# start of Record set
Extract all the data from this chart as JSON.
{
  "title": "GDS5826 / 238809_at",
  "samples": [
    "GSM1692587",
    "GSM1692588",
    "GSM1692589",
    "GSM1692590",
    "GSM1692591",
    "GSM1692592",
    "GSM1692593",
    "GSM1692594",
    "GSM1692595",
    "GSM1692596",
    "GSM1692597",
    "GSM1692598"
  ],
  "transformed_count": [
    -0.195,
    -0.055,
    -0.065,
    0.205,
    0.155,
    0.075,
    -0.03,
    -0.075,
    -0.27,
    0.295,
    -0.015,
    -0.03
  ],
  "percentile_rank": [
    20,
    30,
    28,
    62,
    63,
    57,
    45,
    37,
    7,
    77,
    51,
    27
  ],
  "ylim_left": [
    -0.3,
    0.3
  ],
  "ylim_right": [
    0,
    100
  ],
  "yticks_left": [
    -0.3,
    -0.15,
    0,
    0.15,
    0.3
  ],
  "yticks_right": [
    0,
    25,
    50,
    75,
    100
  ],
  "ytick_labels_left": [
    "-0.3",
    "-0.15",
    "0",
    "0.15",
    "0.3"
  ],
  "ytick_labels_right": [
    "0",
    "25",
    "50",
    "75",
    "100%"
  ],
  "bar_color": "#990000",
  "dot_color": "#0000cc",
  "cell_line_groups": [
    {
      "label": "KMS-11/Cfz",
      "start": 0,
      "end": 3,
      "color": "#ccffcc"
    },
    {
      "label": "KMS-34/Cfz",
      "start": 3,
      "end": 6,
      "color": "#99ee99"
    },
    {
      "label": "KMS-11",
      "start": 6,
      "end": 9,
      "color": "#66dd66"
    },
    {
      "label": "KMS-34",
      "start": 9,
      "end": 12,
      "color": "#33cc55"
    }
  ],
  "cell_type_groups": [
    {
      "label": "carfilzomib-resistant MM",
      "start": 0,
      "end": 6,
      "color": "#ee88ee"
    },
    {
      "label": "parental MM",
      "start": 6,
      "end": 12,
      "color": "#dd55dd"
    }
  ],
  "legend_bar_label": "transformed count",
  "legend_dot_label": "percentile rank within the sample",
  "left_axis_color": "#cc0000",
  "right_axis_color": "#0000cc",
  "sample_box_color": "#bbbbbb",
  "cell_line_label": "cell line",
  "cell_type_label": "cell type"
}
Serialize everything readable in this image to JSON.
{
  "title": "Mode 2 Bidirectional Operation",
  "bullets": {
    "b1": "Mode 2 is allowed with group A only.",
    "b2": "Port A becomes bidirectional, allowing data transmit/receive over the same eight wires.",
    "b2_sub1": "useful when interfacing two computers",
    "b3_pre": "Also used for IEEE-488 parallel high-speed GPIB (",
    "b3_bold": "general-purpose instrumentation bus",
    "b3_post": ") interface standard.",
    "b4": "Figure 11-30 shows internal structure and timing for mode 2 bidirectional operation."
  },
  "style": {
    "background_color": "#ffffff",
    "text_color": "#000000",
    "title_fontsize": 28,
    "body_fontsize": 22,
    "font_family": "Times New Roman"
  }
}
# end of Record set
Written instruction:
Of all the lines in the listing above, how many include "data"? Write only the number.

Reply to the task:
2